## [Exercise description]
How many lines in the records below contain the word "question"? Give only the number.

--- Data supplied ---

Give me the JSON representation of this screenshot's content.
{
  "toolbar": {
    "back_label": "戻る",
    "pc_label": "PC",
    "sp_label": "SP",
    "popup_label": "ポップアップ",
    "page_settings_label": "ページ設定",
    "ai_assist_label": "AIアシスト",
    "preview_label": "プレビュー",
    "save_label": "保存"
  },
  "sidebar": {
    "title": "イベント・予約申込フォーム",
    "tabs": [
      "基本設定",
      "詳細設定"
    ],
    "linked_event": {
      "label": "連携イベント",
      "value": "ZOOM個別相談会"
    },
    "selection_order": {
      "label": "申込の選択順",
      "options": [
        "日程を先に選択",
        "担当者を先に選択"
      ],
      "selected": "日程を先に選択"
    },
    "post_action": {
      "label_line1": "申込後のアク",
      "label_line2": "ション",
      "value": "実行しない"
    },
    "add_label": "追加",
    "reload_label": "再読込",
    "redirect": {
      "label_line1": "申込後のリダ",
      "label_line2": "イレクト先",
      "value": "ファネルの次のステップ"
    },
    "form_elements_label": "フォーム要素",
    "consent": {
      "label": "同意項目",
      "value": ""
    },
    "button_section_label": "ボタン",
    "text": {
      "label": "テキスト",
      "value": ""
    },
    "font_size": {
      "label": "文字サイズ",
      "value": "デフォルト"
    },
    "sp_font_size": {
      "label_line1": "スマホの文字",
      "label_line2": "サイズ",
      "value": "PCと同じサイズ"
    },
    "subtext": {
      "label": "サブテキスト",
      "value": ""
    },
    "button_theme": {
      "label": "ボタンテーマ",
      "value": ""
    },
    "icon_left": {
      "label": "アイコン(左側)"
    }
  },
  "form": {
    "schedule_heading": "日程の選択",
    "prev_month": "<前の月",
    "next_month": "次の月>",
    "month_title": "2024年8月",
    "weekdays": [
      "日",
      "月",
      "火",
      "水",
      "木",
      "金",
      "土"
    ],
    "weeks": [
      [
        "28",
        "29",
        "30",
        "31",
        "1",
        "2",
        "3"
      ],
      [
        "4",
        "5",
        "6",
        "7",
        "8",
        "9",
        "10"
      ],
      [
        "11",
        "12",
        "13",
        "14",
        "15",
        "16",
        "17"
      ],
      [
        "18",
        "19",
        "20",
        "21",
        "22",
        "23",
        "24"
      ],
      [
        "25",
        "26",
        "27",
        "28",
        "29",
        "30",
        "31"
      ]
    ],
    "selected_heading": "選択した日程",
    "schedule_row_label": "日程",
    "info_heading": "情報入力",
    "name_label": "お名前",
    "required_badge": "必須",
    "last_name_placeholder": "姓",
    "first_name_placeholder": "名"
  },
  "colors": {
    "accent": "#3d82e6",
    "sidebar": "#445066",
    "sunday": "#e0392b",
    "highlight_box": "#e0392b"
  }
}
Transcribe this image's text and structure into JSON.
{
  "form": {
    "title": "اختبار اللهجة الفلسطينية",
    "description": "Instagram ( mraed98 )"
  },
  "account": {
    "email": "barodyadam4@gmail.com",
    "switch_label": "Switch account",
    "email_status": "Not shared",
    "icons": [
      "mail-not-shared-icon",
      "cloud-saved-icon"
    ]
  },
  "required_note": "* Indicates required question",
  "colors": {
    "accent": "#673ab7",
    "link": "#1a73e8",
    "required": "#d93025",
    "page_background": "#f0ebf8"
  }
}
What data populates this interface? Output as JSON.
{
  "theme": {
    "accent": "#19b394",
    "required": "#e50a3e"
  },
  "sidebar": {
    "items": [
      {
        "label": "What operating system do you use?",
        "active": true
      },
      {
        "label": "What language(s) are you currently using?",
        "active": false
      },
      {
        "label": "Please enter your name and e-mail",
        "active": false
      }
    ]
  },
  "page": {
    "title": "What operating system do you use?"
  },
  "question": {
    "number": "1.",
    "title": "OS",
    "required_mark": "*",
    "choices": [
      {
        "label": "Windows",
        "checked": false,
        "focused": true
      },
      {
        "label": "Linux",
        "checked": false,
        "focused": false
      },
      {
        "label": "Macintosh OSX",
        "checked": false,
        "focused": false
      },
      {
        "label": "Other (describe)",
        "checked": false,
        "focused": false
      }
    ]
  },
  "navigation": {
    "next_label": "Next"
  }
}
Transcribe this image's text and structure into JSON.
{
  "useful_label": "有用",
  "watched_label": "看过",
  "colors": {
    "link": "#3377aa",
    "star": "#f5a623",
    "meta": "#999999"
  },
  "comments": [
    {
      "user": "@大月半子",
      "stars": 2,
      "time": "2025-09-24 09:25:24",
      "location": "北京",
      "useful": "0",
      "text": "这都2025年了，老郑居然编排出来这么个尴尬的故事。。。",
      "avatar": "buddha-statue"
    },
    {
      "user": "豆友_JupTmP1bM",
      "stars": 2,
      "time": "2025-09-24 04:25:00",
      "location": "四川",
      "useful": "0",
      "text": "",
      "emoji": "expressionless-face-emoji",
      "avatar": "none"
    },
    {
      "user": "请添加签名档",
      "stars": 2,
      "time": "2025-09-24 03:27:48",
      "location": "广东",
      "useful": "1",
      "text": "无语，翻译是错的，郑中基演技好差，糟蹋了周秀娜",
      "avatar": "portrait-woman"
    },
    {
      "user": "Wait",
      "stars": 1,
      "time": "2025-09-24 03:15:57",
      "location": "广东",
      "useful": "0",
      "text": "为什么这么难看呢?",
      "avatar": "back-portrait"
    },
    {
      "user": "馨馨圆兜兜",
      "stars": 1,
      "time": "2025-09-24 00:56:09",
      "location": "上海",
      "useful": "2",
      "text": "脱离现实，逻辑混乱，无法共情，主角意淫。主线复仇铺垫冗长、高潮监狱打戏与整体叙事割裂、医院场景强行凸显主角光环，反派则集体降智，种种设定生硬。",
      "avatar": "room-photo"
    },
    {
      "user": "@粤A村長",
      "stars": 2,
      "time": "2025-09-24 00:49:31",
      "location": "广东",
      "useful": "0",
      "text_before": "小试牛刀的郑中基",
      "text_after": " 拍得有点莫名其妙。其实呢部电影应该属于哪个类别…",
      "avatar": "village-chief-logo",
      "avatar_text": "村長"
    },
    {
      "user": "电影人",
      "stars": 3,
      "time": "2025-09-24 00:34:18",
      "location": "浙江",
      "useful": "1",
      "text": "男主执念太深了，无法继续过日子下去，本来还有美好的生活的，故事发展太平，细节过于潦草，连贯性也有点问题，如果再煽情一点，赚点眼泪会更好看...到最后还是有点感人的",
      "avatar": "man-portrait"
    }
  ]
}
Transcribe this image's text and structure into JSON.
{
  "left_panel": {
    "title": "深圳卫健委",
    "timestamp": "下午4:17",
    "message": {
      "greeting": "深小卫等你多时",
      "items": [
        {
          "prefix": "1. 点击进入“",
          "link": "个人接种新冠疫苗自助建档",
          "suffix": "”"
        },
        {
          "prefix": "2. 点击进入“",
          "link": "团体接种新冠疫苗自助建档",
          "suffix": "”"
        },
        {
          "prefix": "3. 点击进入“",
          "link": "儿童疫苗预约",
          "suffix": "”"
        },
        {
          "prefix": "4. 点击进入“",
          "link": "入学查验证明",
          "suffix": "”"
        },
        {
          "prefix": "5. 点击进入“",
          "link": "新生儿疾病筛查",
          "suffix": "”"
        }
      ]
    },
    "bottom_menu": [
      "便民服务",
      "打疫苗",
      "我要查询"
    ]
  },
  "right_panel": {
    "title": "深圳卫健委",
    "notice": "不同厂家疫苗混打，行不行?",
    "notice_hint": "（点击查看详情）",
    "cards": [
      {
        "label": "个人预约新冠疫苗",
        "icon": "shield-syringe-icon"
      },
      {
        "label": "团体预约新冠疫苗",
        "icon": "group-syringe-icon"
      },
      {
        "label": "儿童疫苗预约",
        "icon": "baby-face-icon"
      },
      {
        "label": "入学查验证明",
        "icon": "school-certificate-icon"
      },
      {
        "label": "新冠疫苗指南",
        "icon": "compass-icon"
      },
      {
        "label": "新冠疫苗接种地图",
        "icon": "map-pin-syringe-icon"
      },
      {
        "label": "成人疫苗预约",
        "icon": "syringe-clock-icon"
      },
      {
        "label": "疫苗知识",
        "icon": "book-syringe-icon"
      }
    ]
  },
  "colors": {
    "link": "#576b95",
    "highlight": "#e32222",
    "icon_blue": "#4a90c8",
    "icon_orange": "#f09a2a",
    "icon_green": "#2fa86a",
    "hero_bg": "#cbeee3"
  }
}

---

## [Solution to this problem]
2